[Material supplied start]

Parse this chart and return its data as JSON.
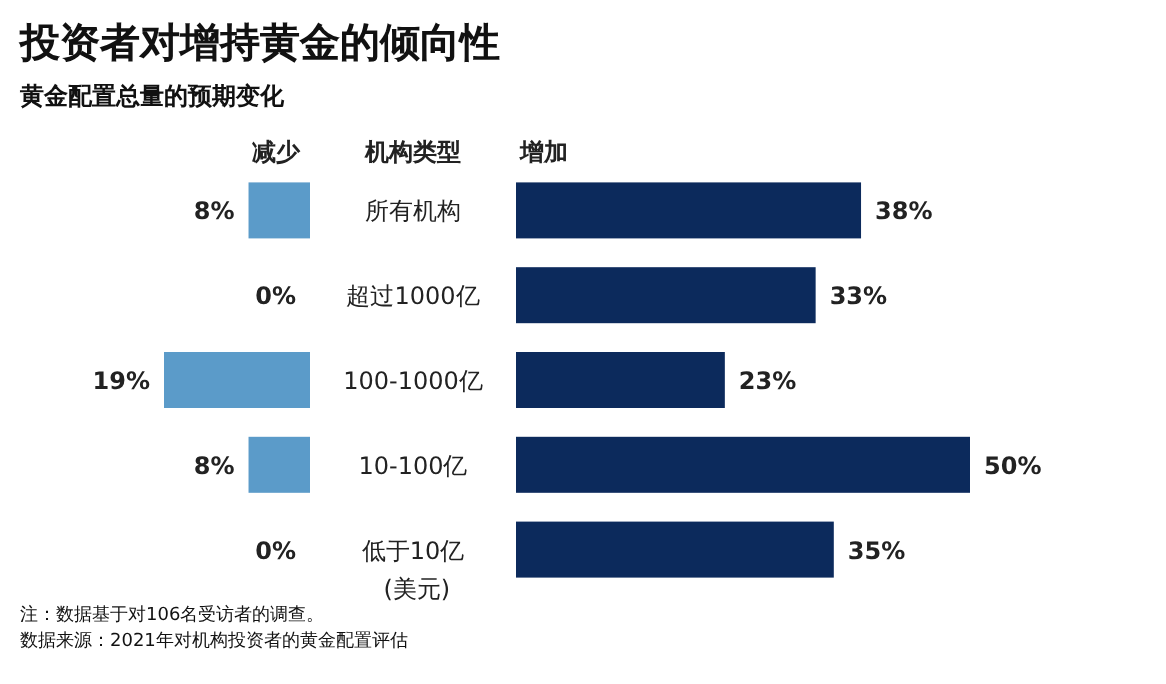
{
  "chart_data": [
    {
      "type": "bar",
      "orientation": "horizontal",
      "title": "投资者对增持黄金的倾向性",
      "subtitle": "黄金配置总量的预期变化",
      "ylabel": "机构类型",
      "categories": [
        "所有机构",
        "超过1000亿",
        "100-1000亿",
        "10-100亿",
        "低于10亿 (美元)"
      ],
      "series": [
        {
          "name": "减少",
          "color": "#5b9bc9",
          "values": [
            8,
            0,
            19,
            8,
            0
          ],
          "value_labels": [
            "8%",
            "0%",
            "19%",
            "8%",
            "0%"
          ]
        }
      ],
      "tick_labels": "y",
      "annotations": [
        "注：数据基于对106名受访者的调查。",
        "数据来源：2021年对机构投资者的黄金配置评估"
      ]
    },
    {
      "type": "bar",
      "orientation": "horizontal",
      "categories": [
        null,
        null,
        null,
        null,
        null
      ],
      "series": [
        {
          "name": "增加",
          "color": "#0c2a5c",
          "values": [
            38,
            33,
            23,
            50,
            35
          ],
          "value_labels": [
            "38%",
            "33%",
            "23%",
            "50%",
            "35%"
          ]
        }
      ],
      "tick_labels": false
    }
  ]
}
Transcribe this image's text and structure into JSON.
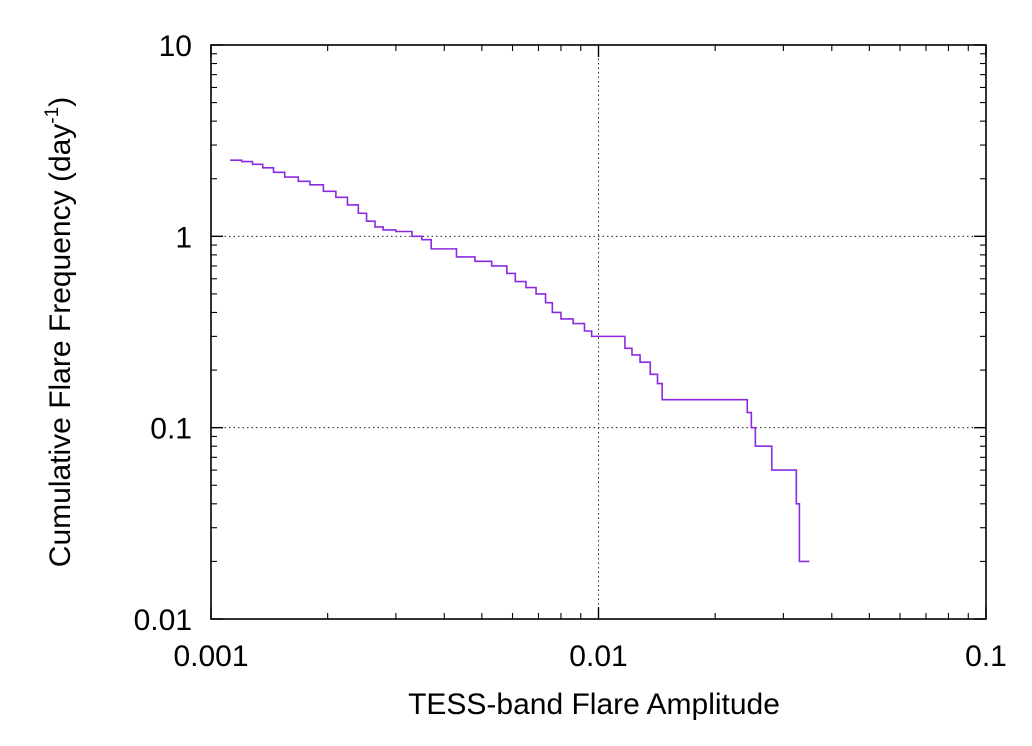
{
  "chart_data": {
    "type": "line",
    "line_style": "step",
    "xlabel": "TESS-band Flare Amplitude",
    "ylabel_main": "Cumulative Flare Frequency (day",
    "ylabel_sup": "-1",
    "ylabel_close": ")",
    "x_scale": "log",
    "y_scale": "log",
    "xlim": [
      0.001,
      0.1
    ],
    "ylim": [
      0.01,
      10
    ],
    "x_ticks": [
      0.001,
      0.01,
      0.1
    ],
    "x_tick_labels": [
      "0.001",
      "0.01",
      "0.1"
    ],
    "y_ticks": [
      0.01,
      0.1,
      1,
      10
    ],
    "y_tick_labels": [
      "0.01",
      "0.1",
      "1",
      "10"
    ],
    "grid": "dotted at major ticks",
    "series_color": "#8a2be2",
    "series": [
      {
        "points": [
          [
            0.00112,
            2.5
          ],
          [
            0.0012,
            2.46
          ],
          [
            0.00128,
            2.38
          ],
          [
            0.00136,
            2.28
          ],
          [
            0.00145,
            2.16
          ],
          [
            0.00155,
            2.04
          ],
          [
            0.00168,
            1.94
          ],
          [
            0.0018,
            1.86
          ],
          [
            0.00195,
            1.72
          ],
          [
            0.0021,
            1.6
          ],
          [
            0.00225,
            1.46
          ],
          [
            0.0024,
            1.32
          ],
          [
            0.00252,
            1.2
          ],
          [
            0.00265,
            1.12
          ],
          [
            0.00278,
            1.08
          ],
          [
            0.003,
            1.06
          ],
          [
            0.0032,
            1.06
          ],
          [
            0.0033,
            1.0
          ],
          [
            0.0035,
            0.96
          ],
          [
            0.0037,
            0.86
          ],
          [
            0.0042,
            0.86
          ],
          [
            0.0043,
            0.78
          ],
          [
            0.0048,
            0.74
          ],
          [
            0.0053,
            0.7
          ],
          [
            0.0058,
            0.64
          ],
          [
            0.0061,
            0.58
          ],
          [
            0.0065,
            0.54
          ],
          [
            0.0069,
            0.5
          ],
          [
            0.0073,
            0.45
          ],
          [
            0.0076,
            0.4
          ],
          [
            0.008,
            0.37
          ],
          [
            0.0086,
            0.35
          ],
          [
            0.0092,
            0.32
          ],
          [
            0.0096,
            0.3
          ],
          [
            0.0115,
            0.3
          ],
          [
            0.0117,
            0.26
          ],
          [
            0.0122,
            0.24
          ],
          [
            0.0128,
            0.22
          ],
          [
            0.0136,
            0.19
          ],
          [
            0.0142,
            0.17
          ],
          [
            0.0146,
            0.14
          ],
          [
            0.0238,
            0.14
          ],
          [
            0.0242,
            0.12
          ],
          [
            0.0248,
            0.1
          ],
          [
            0.0254,
            0.08
          ],
          [
            0.028,
            0.06
          ],
          [
            0.0322,
            0.06
          ],
          [
            0.0324,
            0.04
          ],
          [
            0.033,
            0.02
          ],
          [
            0.035,
            0.02
          ]
        ]
      }
    ]
  }
}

[Material supplied end]

*Your instructions*
Transcribe the whole listing, character for character, but not its images.

*Answer to this problem*
Parse this chart and return its data as JSON.
{
  "chart_data": [
    {
      "type": "bar",
      "orientation": "horizontal",
      "title": "投资者对增持黄金的倾向性",
      "subtitle": "黄金配置总量的预期变化",
      "ylabel": "机构类型",
      "categories": [
        "所有机构",
        "超过1000亿",
        "100-1000亿",
        "10-100亿",
        "低于10亿 (美元)"
      ],
      "series": [
        {
          "name": "减少",
          "color": "#5b9bc9",
          "values": [
            8,
            0,
            19,
            8,
            0
          ],
          "value_labels": [
            "8%",
            "0%",
            "19%",
            "8%",
            "0%"
          ]
        }
      ],
      "tick_labels": "y",
      "annotations": [
        "注：数据基于对106名受访者的调查。",
        "数据来源：2021年对机构投资者的黄金配置评估"
      ]
    },
    {
      "type": "bar",
      "orientation": "horizontal",
      "categories": [
        null,
        null,
        null,
        null,
        null
      ],
      "series": [
        {
          "name": "增加",
          "color": "#0c2a5c",
          "values": [
            38,
            33,
            23,
            50,
            35
          ],
          "value_labels": [
            "38%",
            "33%",
            "23%",
            "50%",
            "35%"
          ]
        }
      ],
      "tick_labels": false
    }
  ]
}
Transcribe this image's text and structure into JSON.
{
  "chart_data": {
    "type": "line",
    "line_style": "step",
    "xlabel": "TESS-band Flare Amplitude",
    "ylabel_main": "Cumulative Flare Frequency (day",
    "ylabel_sup": "-1",
    "ylabel_close": ")",
    "x_scale": "log",
    "y_scale": "log",
    "xlim": [
      0.001,
      0.1
    ],
    "ylim": [
      0.01,
      10
    ],
    "x_ticks": [
      0.001,
      0.01,
      0.1
    ],
    "x_tick_labels": [
      "0.001",
      "0.01",
      "0.1"
    ],
    "y_ticks": [
      0.01,
      0.1,
      1,
      10
    ],
    "y_tick_labels": [
      "0.01",
      "0.1",
      "1",
      "10"
    ],
    "grid": "dotted at major ticks",
    "series_color": "#8a2be2",
    "series": [
      {
        "points": [
          [
            0.00112,
            2.5
          ],
          [
            0.0012,
            2.46
          ],
          [
            0.00128,
            2.38
          ],
          [
            0.00136,
            2.28
          ],
          [
            0.00145,
            2.16
          ],
          [
            0.00155,
            2.04
          ],
          [
            0.00168,
            1.94
          ],
          [
            0.0018,
            1.86
          ],
          [
            0.00195,
            1.72
          ],
          [
            0.0021,
            1.6
          ],
          [
            0.00225,
            1.46
          ],
          [
            0.0024,
            1.32
          ],
          [
            0.00252,
            1.2
          ],
          [
            0.00265,
            1.12
          ],
          [
            0.00278,
            1.08
          ],
          [
            0.003,
            1.06
          ],
          [
            0.0032,
            1.06
          ],
          [
            0.0033,
            1.0
          ],
          [
            0.0035,
            0.96
          ],
          [
            0.0037,
            0.86
          ],
          [
            0.0042,
            0.86
          ],
          [
            0.0043,
            0.78
          ],
          [
            0.0048,
            0.74
          ],
          [
            0.0053,
            0.7
          ],
          [
            0.0058,
            0.64
          ],
          [
            0.0061,
            0.58
          ],
          [
            0.0065,
            0.54
          ],
          [
            0.0069,
            0.5
          ],
          [
            0.0073,
            0.45
          ],
          [
            0.0076,
            0.4
          ],
          [
            0.008,
            0.37
          ],
          [
            0.0086,
            0.35
          ],
          [
            0.0092,
            0.32
          ],
          [
            0.0096,
            0.3
          ],
          [
            0.0115,
            0.3
          ],
          [
            0.0117,
            0.26
          ],
          [
            0.0122,
            0.24
          ],
          [
            0.0128,
            0.22
          ],
          [
            0.0136,
            0.19
          ],
          [
            0.0142,
            0.17
          ],
          [
            0.0146,
            0.14
          ],
          [
            0.0238,
            0.14
          ],
          [
            0.0242,
            0.12
          ],
          [
            0.0248,
            0.1
          ],
          [
            0.0254,
            0.08
          ],
          [
            0.028,
            0.06
          ],
          [
            0.0322,
            0.06
          ],
          [
            0.0324,
            0.04
          ],
          [
            0.033,
            0.02
          ],
          [
            0.035,
            0.02
          ]
        ]
      }
    ]
  }
}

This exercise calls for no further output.